Data records:

* * * * * * * * *

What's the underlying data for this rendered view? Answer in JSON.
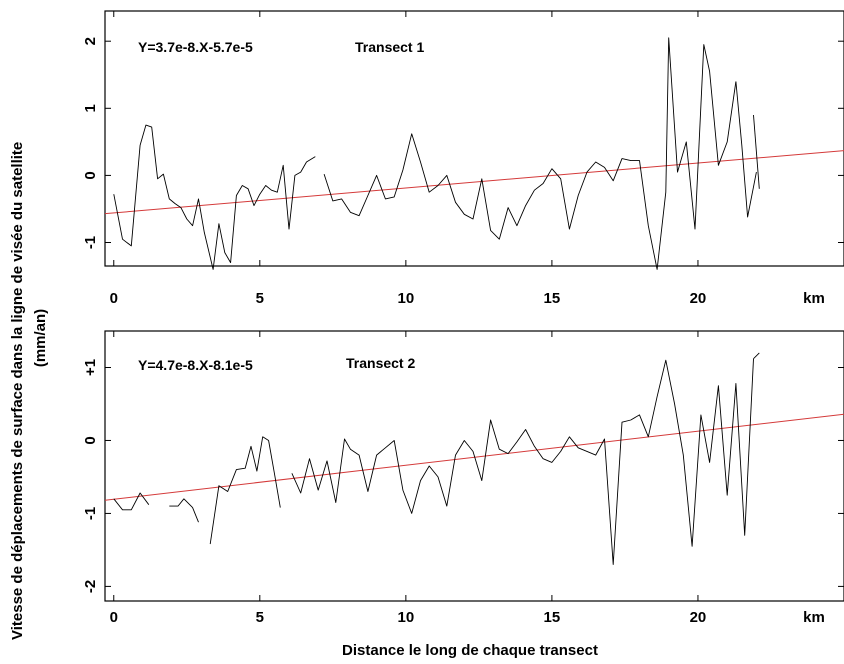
{
  "ylabel_line1": "Vitesse de déplacements de surface dans la ligne de visée du satellite",
  "ylabel_line2": "(mm/an)",
  "xlabel": "Distance le long de chaque transect",
  "colors": {
    "series": "#000000",
    "trend": "#d43a3a"
  },
  "chart_data": [
    {
      "type": "line",
      "title": "Transect 1",
      "equation": "Y=3.7e-8.X-5.7e-5",
      "x_unit": "km",
      "xlim": [
        -0.3,
        25
      ],
      "ylim": [
        -1.35,
        2.45
      ],
      "x_ticks": [
        0,
        5,
        10,
        15,
        20
      ],
      "x_tick_labels": [
        "0",
        "5",
        "10",
        "15",
        "20"
      ],
      "y_ticks": [
        -1,
        0,
        1,
        2
      ],
      "y_tick_labels": [
        "-1",
        "0",
        "1",
        "2"
      ],
      "trend": {
        "x": [
          -0.3,
          25
        ],
        "y": [
          -0.57,
          0.37
        ]
      },
      "segments": [
        {
          "x": [
            0,
            0.3,
            0.6,
            0.9,
            1.1,
            1.3,
            1.5,
            1.7,
            1.9,
            2.1,
            2.3,
            2.5,
            2.7,
            2.9,
            3.1,
            3.4,
            3.6,
            3.8,
            4.0,
            4.2,
            4.4,
            4.6,
            4.8,
            5.0,
            5.2,
            5.4,
            5.6,
            5.8,
            6.0,
            6.2,
            6.4,
            6.6,
            6.9
          ],
          "y": [
            -0.28,
            -0.95,
            -1.05,
            0.45,
            0.75,
            0.72,
            -0.05,
            0.02,
            -0.35,
            -0.42,
            -0.48,
            -0.65,
            -0.75,
            -0.35,
            -0.85,
            -1.4,
            -0.72,
            -1.15,
            -1.3,
            -0.3,
            -0.15,
            -0.2,
            -0.45,
            -0.28,
            -0.15,
            -0.22,
            -0.25,
            0.15,
            -0.8,
            0.0,
            0.05,
            0.2,
            0.28
          ]
        },
        {
          "x": [
            7.2,
            7.5,
            7.8,
            8.1,
            8.4,
            8.7,
            9.0,
            9.3,
            9.6,
            9.9,
            10.2,
            10.5,
            10.8,
            11.1,
            11.4,
            11.7,
            12.0,
            12.3,
            12.6,
            12.9,
            13.2,
            13.5,
            13.8,
            14.1,
            14.4,
            14.7,
            15.0,
            15.3,
            15.6,
            15.9,
            16.2,
            16.5,
            16.8,
            17.1,
            17.4,
            17.7,
            18.0,
            18.3,
            18.6,
            18.9,
            19.0,
            19.3,
            19.6,
            19.9,
            20.2,
            20.4,
            20.7,
            21.0,
            21.3
          ],
          "y": [
            0.02,
            -0.38,
            -0.35,
            -0.55,
            -0.6,
            -0.3,
            0.0,
            -0.35,
            -0.32,
            0.08,
            0.62,
            0.2,
            -0.25,
            -0.15,
            0.0,
            -0.4,
            -0.58,
            -0.65,
            -0.05,
            -0.82,
            -0.95,
            -0.48,
            -0.75,
            -0.45,
            -0.22,
            -0.12,
            0.1,
            -0.05,
            -0.8,
            -0.3,
            0.05,
            0.2,
            0.12,
            -0.08,
            0.25,
            0.22,
            0.22,
            -0.75,
            -1.4,
            -0.25,
            2.05,
            0.05,
            0.5,
            -0.8,
            1.95,
            1.55,
            0.15,
            0.5,
            1.4
          ]
        },
        {
          "x": [
            21.3,
            21.5,
            21.7,
            22.0
          ],
          "y": [
            1.4,
            0.45,
            -0.62,
            0.05
          ]
        },
        {
          "x": [
            21.9,
            22.1
          ],
          "y": [
            0.9,
            -0.2
          ]
        }
      ]
    },
    {
      "type": "line",
      "title": "Transect 2",
      "equation": "Y=4.7e-8.X-8.1e-5",
      "x_unit": "km",
      "xlim": [
        -0.3,
        25
      ],
      "ylim": [
        -2.2,
        1.5
      ],
      "x_ticks": [
        0,
        5,
        10,
        15,
        20
      ],
      "x_tick_labels": [
        "0",
        "5",
        "10",
        "15",
        "20"
      ],
      "y_ticks": [
        -2,
        -1,
        0,
        1
      ],
      "y_tick_labels": [
        "-2",
        "-1",
        "0",
        "+1"
      ],
      "trend": {
        "x": [
          -0.3,
          25
        ],
        "y": [
          -0.82,
          0.36
        ]
      },
      "segments": [
        {
          "x": [
            0,
            0.3,
            0.6,
            0.9,
            1.2
          ],
          "y": [
            -0.8,
            -0.95,
            -0.95,
            -0.72,
            -0.88
          ]
        },
        {
          "x": [
            1.9,
            2.2,
            2.4,
            2.7,
            2.9
          ],
          "y": [
            -0.9,
            -0.9,
            -0.8,
            -0.92,
            -1.12
          ]
        },
        {
          "x": [
            3.3,
            3.6,
            3.9,
            4.2,
            4.5,
            4.7,
            4.9,
            5.1,
            5.3,
            5.5,
            5.7
          ],
          "y": [
            -1.42,
            -0.62,
            -0.7,
            -0.4,
            -0.38,
            -0.08,
            -0.42,
            0.05,
            0.0,
            -0.45,
            -0.92
          ]
        },
        {
          "x": [
            6.1,
            6.4,
            6.7,
            7.0,
            7.3,
            7.6,
            7.9,
            8.1,
            8.4,
            8.7,
            9.0,
            9.3,
            9.6,
            9.9,
            10.2,
            10.5,
            10.8,
            11.1,
            11.4,
            11.7,
            12.0,
            12.3,
            12.6,
            12.9,
            13.2,
            13.5,
            13.8,
            14.1,
            14.4,
            14.7,
            15.0,
            15.3,
            15.6,
            15.9,
            16.2,
            16.5,
            16.8,
            17.1,
            17.4,
            17.7,
            18.0,
            18.3,
            18.6,
            18.9,
            19.2,
            19.5,
            19.8,
            20.1,
            20.4,
            20.7,
            21.0,
            21.3,
            21.6,
            21.9
          ],
          "y": [
            -0.45,
            -0.72,
            -0.25,
            -0.68,
            -0.28,
            -0.85,
            0.02,
            -0.12,
            -0.2,
            -0.7,
            -0.2,
            -0.1,
            0.0,
            -0.68,
            -1.0,
            -0.55,
            -0.35,
            -0.5,
            -0.9,
            -0.2,
            0.0,
            -0.15,
            -0.55,
            0.28,
            -0.12,
            -0.18,
            -0.02,
            0.15,
            -0.08,
            -0.25,
            -0.3,
            -0.15,
            0.05,
            -0.1,
            -0.15,
            -0.2,
            0.02,
            -1.7,
            0.25,
            0.28,
            0.35,
            0.05,
            0.6,
            1.1,
            0.5,
            -0.2,
            -1.45,
            0.35,
            -0.3,
            0.75,
            -0.75,
            0.78,
            -1.3,
            1.12
          ]
        },
        {
          "x": [
            21.9,
            22.1
          ],
          "y": [
            1.12,
            1.2
          ]
        }
      ]
    }
  ]
}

* * * * * * * * *

- **Directive**: Reproduce all entries exactly. Pictures do not belong in the copy.

- **Response**:
What's the underlying data for this rendered view? Answer in JSON.
{
  "ylabel_line1": "Vitesse de déplacements de surface dans la ligne de visée du satellite",
  "ylabel_line2": "(mm/an)",
  "xlabel": "Distance le long de chaque transect",
  "colors": {
    "series": "#000000",
    "trend": "#d43a3a"
  },
  "chart_data": [
    {
      "type": "line",
      "title": "Transect 1",
      "equation": "Y=3.7e-8.X-5.7e-5",
      "x_unit": "km",
      "xlim": [
        -0.3,
        25
      ],
      "ylim": [
        -1.35,
        2.45
      ],
      "x_ticks": [
        0,
        5,
        10,
        15,
        20
      ],
      "x_tick_labels": [
        "0",
        "5",
        "10",
        "15",
        "20"
      ],
      "y_ticks": [
        -1,
        0,
        1,
        2
      ],
      "y_tick_labels": [
        "-1",
        "0",
        "1",
        "2"
      ],
      "trend": {
        "x": [
          -0.3,
          25
        ],
        "y": [
          -0.57,
          0.37
        ]
      },
      "segments": [
        {
          "x": [
            0,
            0.3,
            0.6,
            0.9,
            1.1,
            1.3,
            1.5,
            1.7,
            1.9,
            2.1,
            2.3,
            2.5,
            2.7,
            2.9,
            3.1,
            3.4,
            3.6,
            3.8,
            4.0,
            4.2,
            4.4,
            4.6,
            4.8,
            5.0,
            5.2,
            5.4,
            5.6,
            5.8,
            6.0,
            6.2,
            6.4,
            6.6,
            6.9
          ],
          "y": [
            -0.28,
            -0.95,
            -1.05,
            0.45,
            0.75,
            0.72,
            -0.05,
            0.02,
            -0.35,
            -0.42,
            -0.48,
            -0.65,
            -0.75,
            -0.35,
            -0.85,
            -1.4,
            -0.72,
            -1.15,
            -1.3,
            -0.3,
            -0.15,
            -0.2,
            -0.45,
            -0.28,
            -0.15,
            -0.22,
            -0.25,
            0.15,
            -0.8,
            0.0,
            0.05,
            0.2,
            0.28
          ]
        },
        {
          "x": [
            7.2,
            7.5,
            7.8,
            8.1,
            8.4,
            8.7,
            9.0,
            9.3,
            9.6,
            9.9,
            10.2,
            10.5,
            10.8,
            11.1,
            11.4,
            11.7,
            12.0,
            12.3,
            12.6,
            12.9,
            13.2,
            13.5,
            13.8,
            14.1,
            14.4,
            14.7,
            15.0,
            15.3,
            15.6,
            15.9,
            16.2,
            16.5,
            16.8,
            17.1,
            17.4,
            17.7,
            18.0,
            18.3,
            18.6,
            18.9,
            19.0,
            19.3,
            19.6,
            19.9,
            20.2,
            20.4,
            20.7,
            21.0,
            21.3
          ],
          "y": [
            0.02,
            -0.38,
            -0.35,
            -0.55,
            -0.6,
            -0.3,
            0.0,
            -0.35,
            -0.32,
            0.08,
            0.62,
            0.2,
            -0.25,
            -0.15,
            0.0,
            -0.4,
            -0.58,
            -0.65,
            -0.05,
            -0.82,
            -0.95,
            -0.48,
            -0.75,
            -0.45,
            -0.22,
            -0.12,
            0.1,
            -0.05,
            -0.8,
            -0.3,
            0.05,
            0.2,
            0.12,
            -0.08,
            0.25,
            0.22,
            0.22,
            -0.75,
            -1.4,
            -0.25,
            2.05,
            0.05,
            0.5,
            -0.8,
            1.95,
            1.55,
            0.15,
            0.5,
            1.4
          ]
        },
        {
          "x": [
            21.3,
            21.5,
            21.7,
            22.0
          ],
          "y": [
            1.4,
            0.45,
            -0.62,
            0.05
          ]
        },
        {
          "x": [
            21.9,
            22.1
          ],
          "y": [
            0.9,
            -0.2
          ]
        }
      ]
    },
    {
      "type": "line",
      "title": "Transect 2",
      "equation": "Y=4.7e-8.X-8.1e-5",
      "x_unit": "km",
      "xlim": [
        -0.3,
        25
      ],
      "ylim": [
        -2.2,
        1.5
      ],
      "x_ticks": [
        0,
        5,
        10,
        15,
        20
      ],
      "x_tick_labels": [
        "0",
        "5",
        "10",
        "15",
        "20"
      ],
      "y_ticks": [
        -2,
        -1,
        0,
        1
      ],
      "y_tick_labels": [
        "-2",
        "-1",
        "0",
        "+1"
      ],
      "trend": {
        "x": [
          -0.3,
          25
        ],
        "y": [
          -0.82,
          0.36
        ]
      },
      "segments": [
        {
          "x": [
            0,
            0.3,
            0.6,
            0.9,
            1.2
          ],
          "y": [
            -0.8,
            -0.95,
            -0.95,
            -0.72,
            -0.88
          ]
        },
        {
          "x": [
            1.9,
            2.2,
            2.4,
            2.7,
            2.9
          ],
          "y": [
            -0.9,
            -0.9,
            -0.8,
            -0.92,
            -1.12
          ]
        },
        {
          "x": [
            3.3,
            3.6,
            3.9,
            4.2,
            4.5,
            4.7,
            4.9,
            5.1,
            5.3,
            5.5,
            5.7
          ],
          "y": [
            -1.42,
            -0.62,
            -0.7,
            -0.4,
            -0.38,
            -0.08,
            -0.42,
            0.05,
            0.0,
            -0.45,
            -0.92
          ]
        },
        {
          "x": [
            6.1,
            6.4,
            6.7,
            7.0,
            7.3,
            7.6,
            7.9,
            8.1,
            8.4,
            8.7,
            9.0,
            9.3,
            9.6,
            9.9,
            10.2,
            10.5,
            10.8,
            11.1,
            11.4,
            11.7,
            12.0,
            12.3,
            12.6,
            12.9,
            13.2,
            13.5,
            13.8,
            14.1,
            14.4,
            14.7,
            15.0,
            15.3,
            15.6,
            15.9,
            16.2,
            16.5,
            16.8,
            17.1,
            17.4,
            17.7,
            18.0,
            18.3,
            18.6,
            18.9,
            19.2,
            19.5,
            19.8,
            20.1,
            20.4,
            20.7,
            21.0,
            21.3,
            21.6,
            21.9
          ],
          "y": [
            -0.45,
            -0.72,
            -0.25,
            -0.68,
            -0.28,
            -0.85,
            0.02,
            -0.12,
            -0.2,
            -0.7,
            -0.2,
            -0.1,
            0.0,
            -0.68,
            -1.0,
            -0.55,
            -0.35,
            -0.5,
            -0.9,
            -0.2,
            0.0,
            -0.15,
            -0.55,
            0.28,
            -0.12,
            -0.18,
            -0.02,
            0.15,
            -0.08,
            -0.25,
            -0.3,
            -0.15,
            0.05,
            -0.1,
            -0.15,
            -0.2,
            0.02,
            -1.7,
            0.25,
            0.28,
            0.35,
            0.05,
            0.6,
            1.1,
            0.5,
            -0.2,
            -1.45,
            0.35,
            -0.3,
            0.75,
            -0.75,
            0.78,
            -1.3,
            1.12
          ]
        },
        {
          "x": [
            21.9,
            22.1
          ],
          "y": [
            1.12,
            1.2
          ]
        }
      ]
    }
  ]
}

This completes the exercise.